• SET TASK
Write out every entry word for word.

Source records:
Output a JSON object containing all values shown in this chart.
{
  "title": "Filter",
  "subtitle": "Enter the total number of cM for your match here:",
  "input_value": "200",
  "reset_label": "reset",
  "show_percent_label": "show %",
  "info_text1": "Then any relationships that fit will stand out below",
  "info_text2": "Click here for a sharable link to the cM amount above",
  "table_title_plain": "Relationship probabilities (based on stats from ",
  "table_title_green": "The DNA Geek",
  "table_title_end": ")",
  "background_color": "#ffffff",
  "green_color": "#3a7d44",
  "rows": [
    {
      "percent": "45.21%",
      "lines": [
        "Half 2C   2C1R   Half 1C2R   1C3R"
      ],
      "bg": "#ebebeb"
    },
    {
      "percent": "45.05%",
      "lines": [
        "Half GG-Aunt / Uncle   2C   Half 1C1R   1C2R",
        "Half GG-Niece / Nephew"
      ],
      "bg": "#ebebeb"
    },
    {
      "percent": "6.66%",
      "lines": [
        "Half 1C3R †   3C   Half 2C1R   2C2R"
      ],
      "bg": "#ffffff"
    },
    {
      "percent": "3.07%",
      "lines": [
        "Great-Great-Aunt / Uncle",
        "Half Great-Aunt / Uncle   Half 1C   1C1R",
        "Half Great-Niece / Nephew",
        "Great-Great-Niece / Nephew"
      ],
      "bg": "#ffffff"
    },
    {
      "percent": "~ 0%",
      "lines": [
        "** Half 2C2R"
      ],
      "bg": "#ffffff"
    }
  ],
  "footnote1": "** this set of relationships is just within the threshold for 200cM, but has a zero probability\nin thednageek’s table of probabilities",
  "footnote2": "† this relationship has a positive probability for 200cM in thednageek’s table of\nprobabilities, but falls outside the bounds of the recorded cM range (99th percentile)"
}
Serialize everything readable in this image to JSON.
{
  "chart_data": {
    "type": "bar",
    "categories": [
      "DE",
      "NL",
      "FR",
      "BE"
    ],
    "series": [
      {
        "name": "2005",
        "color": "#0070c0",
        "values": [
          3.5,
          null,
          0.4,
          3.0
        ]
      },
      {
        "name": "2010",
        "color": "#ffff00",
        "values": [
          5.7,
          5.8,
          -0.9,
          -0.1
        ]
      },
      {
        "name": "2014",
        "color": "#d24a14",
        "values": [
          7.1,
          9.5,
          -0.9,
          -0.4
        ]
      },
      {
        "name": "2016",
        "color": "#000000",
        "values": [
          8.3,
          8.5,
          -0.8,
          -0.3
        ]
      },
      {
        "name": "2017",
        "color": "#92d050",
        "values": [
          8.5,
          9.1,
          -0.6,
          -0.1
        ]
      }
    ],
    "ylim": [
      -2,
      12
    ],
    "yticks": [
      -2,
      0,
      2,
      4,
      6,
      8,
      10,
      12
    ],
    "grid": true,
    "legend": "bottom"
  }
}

• RESULT
Output a JSON object containing all values shown in this chart.
{
  "title": "Filter",
  "subtitle": "Enter the total number of cM for your match here:",
  "input_value": "200",
  "reset_label": "reset",
  "show_percent_label": "show %",
  "info_text1": "Then any relationships that fit will stand out below",
  "info_text2": "Click here for a sharable link to the cM amount above",
  "table_title_plain": "Relationship probabilities (based on stats from ",
  "table_title_green": "The DNA Geek",
  "table_title_end": ")",
  "background_color": "#ffffff",
  "green_color": "#3a7d44",
  "rows": [
    {
      "percent": "45.21%",
      "lines": [
        "Half 2C   2C1R   Half 1C2R   1C3R"
      ],
      "bg": "#ebebeb"
    },
    {
      "percent": "45.05%",
      "lines": [
        "Half GG-Aunt / Uncle   2C   Half 1C1R   1C2R",
        "Half GG-Niece / Nephew"
      ],
      "bg": "#ebebeb"
    },
    {
      "percent": "6.66%",
      "lines": [
        "Half 1C3R †   3C   Half 2C1R   2C2R"
      ],
      "bg": "#ffffff"
    },
    {
      "percent": "3.07%",
      "lines": [
        "Great-Great-Aunt / Uncle",
        "Half Great-Aunt / Uncle   Half 1C   1C1R",
        "Half Great-Niece / Nephew",
        "Great-Great-Niece / Nephew"
      ],
      "bg": "#ffffff"
    },
    {
      "percent": "~ 0%",
      "lines": [
        "** Half 2C2R"
      ],
      "bg": "#ffffff"
    }
  ],
  "footnote1": "** this set of relationships is just within the threshold for 200cM, but has a zero probability\nin thednageek’s table of probabilities",
  "footnote2": "† this relationship has a positive probability for 200cM in thednageek’s table of\nprobabilities, but falls outside the bounds of the recorded cM range (99th percentile)"
}
Serialize everything readable in this image to JSON.
{
  "chart_data": {
    "type": "bar",
    "categories": [
      "DE",
      "NL",
      "FR",
      "BE"
    ],
    "series": [
      {
        "name": "2005",
        "color": "#0070c0",
        "values": [
          3.5,
          null,
          0.4,
          3.0
        ]
      },
      {
        "name": "2010",
        "color": "#ffff00",
        "values": [
          5.7,
          5.8,
          -0.9,
          -0.1
        ]
      },
      {
        "name": "2014",
        "color": "#d24a14",
        "values": [
          7.1,
          9.5,
          -0.9,
          -0.4
        ]
      },
      {
        "name": "2016",
        "color": "#000000",
        "values": [
          8.3,
          8.5,
          -0.8,
          -0.3
        ]
      },
      {
        "name": "2017",
        "color": "#92d050",
        "values": [
          8.5,
          9.1,
          -0.6,
          -0.1
        ]
      }
    ],
    "ylim": [
      -2,
      12
    ],
    "yticks": [
      -2,
      0,
      2,
      4,
      6,
      8,
      10,
      12
    ],
    "grid": true,
    "legend": "bottom"
  }
}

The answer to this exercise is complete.